> **Instructions to follow**
Pictures stay out of the copy; restate everything else in the material exactly.

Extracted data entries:
────────

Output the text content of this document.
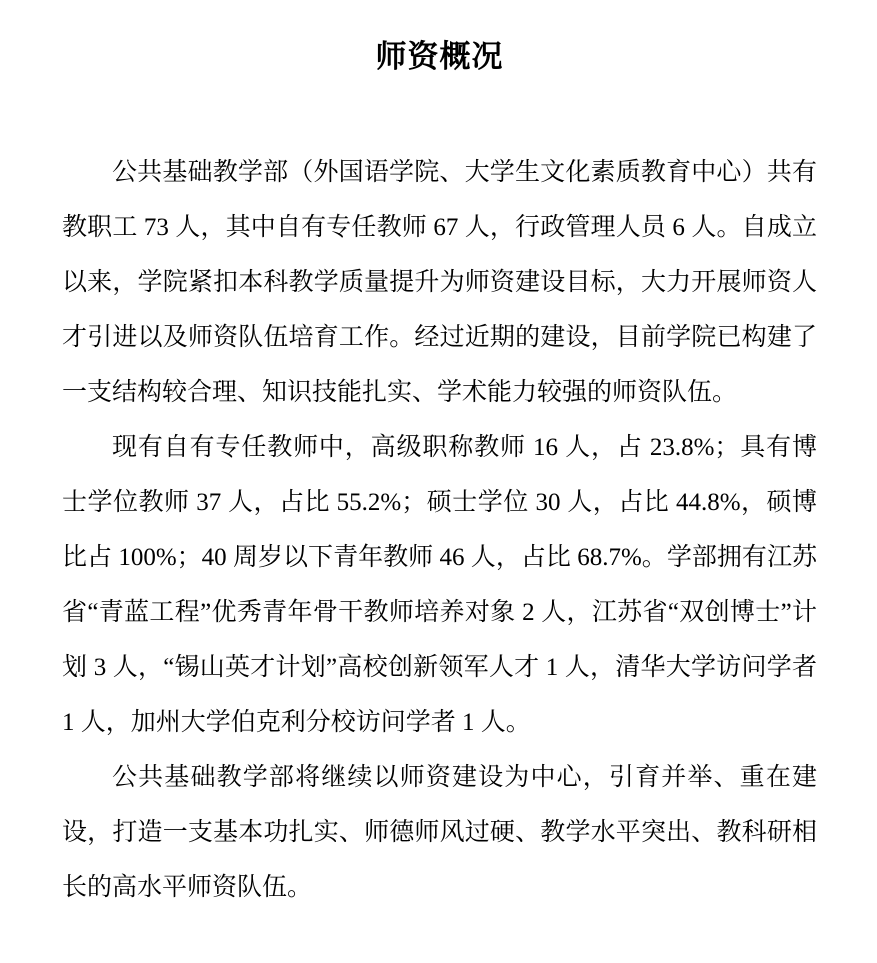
师资概况

公共基础教学部（外国语学院、大学生文化素质教育中心）共有教职工 73 人，其中自有专任教师 67 人，行政管理人员 6 人。自成立以来，学院紧扣本科教学质量提升为师资建设目标，大力开展师资人才引进以及师资队伍培育工作。经过近期的建设，目前学院已构建了一支结构较合理、知识技能扎实、学术能力较强的师资队伍。

现有自有专任教师中，高级职称教师 16 人，占 23.8%；具有博士学位教师 37 人，占比 55.2%；硕士学位 30 人，占比 44.8%，硕博比占 100%；40 周岁以下青年教师 46 人，占比 68.7%。学部拥有江苏省“青蓝工程”优秀青年骨干教师培养对象 2 人，江苏省“双创博士”计划 3 人，“锡山英才计划”高校创新领军人才 1 人，清华大学访问学者 1 人，加州大学伯克利分校访问学者 1 人。

公共基础教学部将继续以师资建设为中心，引育并举、重在建设，打造一支基本功扎实、师德师风过硬、教学水平突出、教科研相长的高水平师资队伍。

────────

> **Task response**
Output the text content of this document.
师资概况

公共基础教学部（外国语学院、大学生文化素质教育中心）共有教职工 73 人，其中自有专任教师 67 人，行政管理人员 6 人。自成立以来，学院紧扣本科教学质量提升为师资建设目标，大力开展师资人才引进以及师资队伍培育工作。经过近期的建设，目前学院已构建了一支结构较合理、知识技能扎实、学术能力较强的师资队伍。

现有自有专任教师中，高级职称教师 16 人，占 23.8%；具有博士学位教师 37 人，占比 55.2%；硕士学位 30 人，占比 44.8%，硕博比占 100%；40 周岁以下青年教师 46 人，占比 68.7%。学部拥有江苏省“青蓝工程”优秀青年骨干教师培养对象 2 人，江苏省“双创博士”计划 3 人，“锡山英才计划”高校创新领军人才 1 人，清华大学访问学者 1 人，加州大学伯克利分校访问学者 1 人。

公共基础教学部将继续以师资建设为中心，引育并举、重在建设，打造一支基本功扎实、师德师风过硬、教学水平突出、教科研相长的高水平师资队伍。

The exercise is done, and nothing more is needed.